* BEGIN *

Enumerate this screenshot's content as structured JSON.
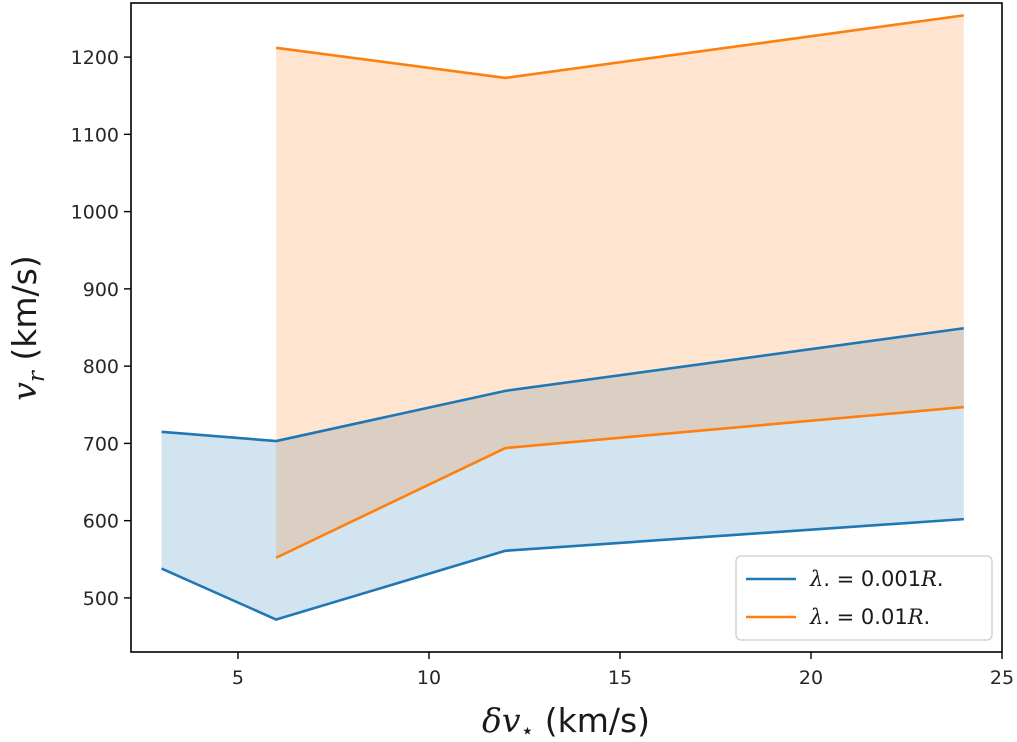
{
  "chart_data": {
    "type": "area",
    "title": "",
    "xlabel": "δv⋆ (km/s)",
    "ylabel": "v_r (km/s)",
    "xlim": [
      2.2,
      25.0
    ],
    "ylim": [
      430,
      1270
    ],
    "xticks": [
      5,
      10,
      15,
      20,
      25
    ],
    "yticks": [
      500,
      600,
      700,
      800,
      900,
      1000,
      1100,
      1200
    ],
    "grid": false,
    "legend_position": "lower-right",
    "series": [
      {
        "name": "λ⋆ = 0.001R⋆",
        "legend_label": {
          "a": "λ",
          "b": ". = 0.001",
          "c": "R",
          "d": "."
        },
        "color": "#1f77b4",
        "fill_color": "#1f77b4",
        "fill_opacity": 0.2,
        "x": [
          3,
          6,
          12,
          24
        ],
        "upper": [
          715,
          703,
          768,
          849
        ],
        "lower": [
          538,
          472,
          561,
          602
        ]
      },
      {
        "name": "λ⋆ = 0.01R⋆",
        "legend_label": {
          "a": "λ",
          "b": ". = 0.01",
          "c": "R",
          "d": "."
        },
        "color": "#ff7f0e",
        "fill_color": "#ff7f0e",
        "fill_opacity": 0.2,
        "x": [
          6,
          12,
          24
        ],
        "upper": [
          1212,
          1173,
          1254
        ],
        "lower": [
          552,
          694,
          747
        ]
      }
    ],
    "axis_text": {
      "x": {
        "a": "δ",
        "b": "v",
        "c": "⋆",
        "d": " (km/s)"
      },
      "y": {
        "a": "v",
        "b": "r",
        "c": " (km/s)"
      }
    }
  }
}
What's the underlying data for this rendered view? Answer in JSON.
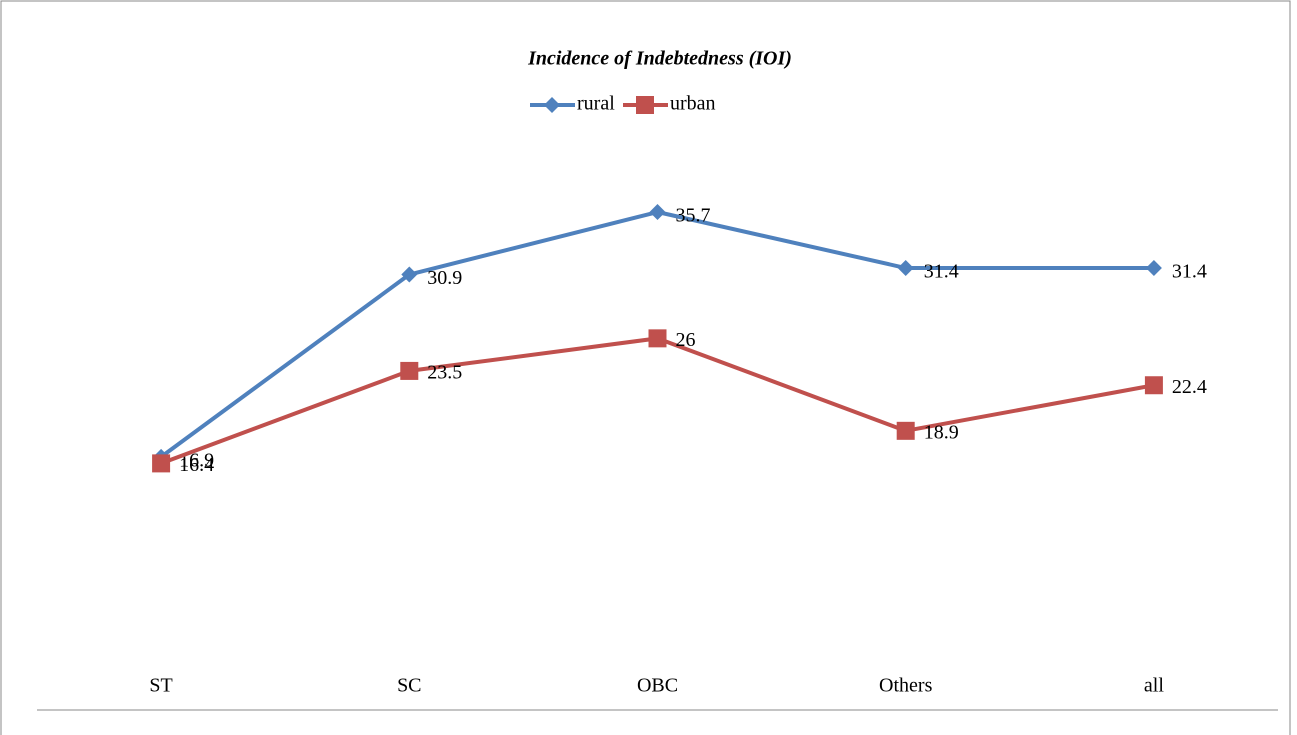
{
  "chart_data": {
    "type": "line",
    "title": "Incidence of Indebtedness (IOI)",
    "categories": [
      "ST",
      "SC",
      "OBC",
      "Others",
      "all"
    ],
    "series": [
      {
        "name": "rural",
        "color": "#4f81bd",
        "marker": "diamond",
        "values": [
          16.9,
          30.9,
          35.7,
          31.4,
          31.4
        ]
      },
      {
        "name": "urban",
        "color": "#c0504d",
        "marker": "square",
        "values": [
          16.4,
          23.5,
          26,
          18.9,
          22.4
        ]
      }
    ],
    "ylim": [
      0,
      40
    ],
    "legend": "top"
  }
}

* END *

Exercise ::
The records shown above are to be repeated exactly, with the pictures left out.

Worked solution ::
Enumerate this screenshot's content as structured JSON.
{
  "chart_data": {
    "type": "area",
    "title": "",
    "xlabel": "δv⋆ (km/s)",
    "ylabel": "v_r (km/s)",
    "xlim": [
      2.2,
      25.0
    ],
    "ylim": [
      430,
      1270
    ],
    "xticks": [
      5,
      10,
      15,
      20,
      25
    ],
    "yticks": [
      500,
      600,
      700,
      800,
      900,
      1000,
      1100,
      1200
    ],
    "grid": false,
    "legend_position": "lower-right",
    "series": [
      {
        "name": "λ⋆ = 0.001R⋆",
        "legend_label": {
          "a": "λ",
          "b": ". = 0.001",
          "c": "R",
          "d": "."
        },
        "color": "#1f77b4",
        "fill_color": "#1f77b4",
        "fill_opacity": 0.2,
        "x": [
          3,
          6,
          12,
          24
        ],
        "upper": [
          715,
          703,
          768,
          849
        ],
        "lower": [
          538,
          472,
          561,
          602
        ]
      },
      {
        "name": "λ⋆ = 0.01R⋆",
        "legend_label": {
          "a": "λ",
          "b": ". = 0.01",
          "c": "R",
          "d": "."
        },
        "color": "#ff7f0e",
        "fill_color": "#ff7f0e",
        "fill_opacity": 0.2,
        "x": [
          6,
          12,
          24
        ],
        "upper": [
          1212,
          1173,
          1254
        ],
        "lower": [
          552,
          694,
          747
        ]
      }
    ],
    "axis_text": {
      "x": {
        "a": "δ",
        "b": "v",
        "c": "⋆",
        "d": " (km/s)"
      },
      "y": {
        "a": "v",
        "b": "r",
        "c": " (km/s)"
      }
    }
  }
}
What's the underlying data for this rendered view? Answer in JSON.
{
  "chart_data": {
    "type": "line",
    "title": "Incidence of Indebtedness (IOI)",
    "categories": [
      "ST",
      "SC",
      "OBC",
      "Others",
      "all"
    ],
    "series": [
      {
        "name": "rural",
        "color": "#4f81bd",
        "marker": "diamond",
        "values": [
          16.9,
          30.9,
          35.7,
          31.4,
          31.4
        ]
      },
      {
        "name": "urban",
        "color": "#c0504d",
        "marker": "square",
        "values": [
          16.4,
          23.5,
          26,
          18.9,
          22.4
        ]
      }
    ],
    "ylim": [
      0,
      40
    ],
    "legend": "top"
  }
}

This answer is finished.